_What is asked_:
Reproduce each line of the listing exactly.

_Dataset records_:
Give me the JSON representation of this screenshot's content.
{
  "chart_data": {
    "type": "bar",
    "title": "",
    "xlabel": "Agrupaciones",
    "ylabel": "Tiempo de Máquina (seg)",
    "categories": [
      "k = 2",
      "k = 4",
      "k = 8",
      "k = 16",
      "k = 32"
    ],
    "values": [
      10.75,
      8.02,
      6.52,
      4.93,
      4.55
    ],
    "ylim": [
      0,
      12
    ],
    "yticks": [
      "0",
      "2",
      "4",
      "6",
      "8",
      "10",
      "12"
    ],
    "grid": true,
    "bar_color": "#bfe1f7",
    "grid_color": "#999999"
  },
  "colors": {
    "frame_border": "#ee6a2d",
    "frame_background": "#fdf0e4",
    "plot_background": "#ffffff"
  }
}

_Task response_:
Give me the JSON representation of this screenshot's content.
{
  "chart_data": {
    "type": "bar",
    "title": "",
    "xlabel": "Agrupaciones",
    "ylabel": "Tiempo de Máquina (seg)",
    "categories": [
      "k = 2",
      "k = 4",
      "k = 8",
      "k = 16",
      "k = 32"
    ],
    "values": [
      10.75,
      8.02,
      6.52,
      4.93,
      4.55
    ],
    "ylim": [
      0,
      12
    ],
    "yticks": [
      "0",
      "2",
      "4",
      "6",
      "8",
      "10",
      "12"
    ],
    "grid": true,
    "bar_color": "#bfe1f7",
    "grid_color": "#999999"
  },
  "colors": {
    "frame_border": "#ee6a2d",
    "frame_background": "#fdf0e4",
    "plot_background": "#ffffff"
  }
}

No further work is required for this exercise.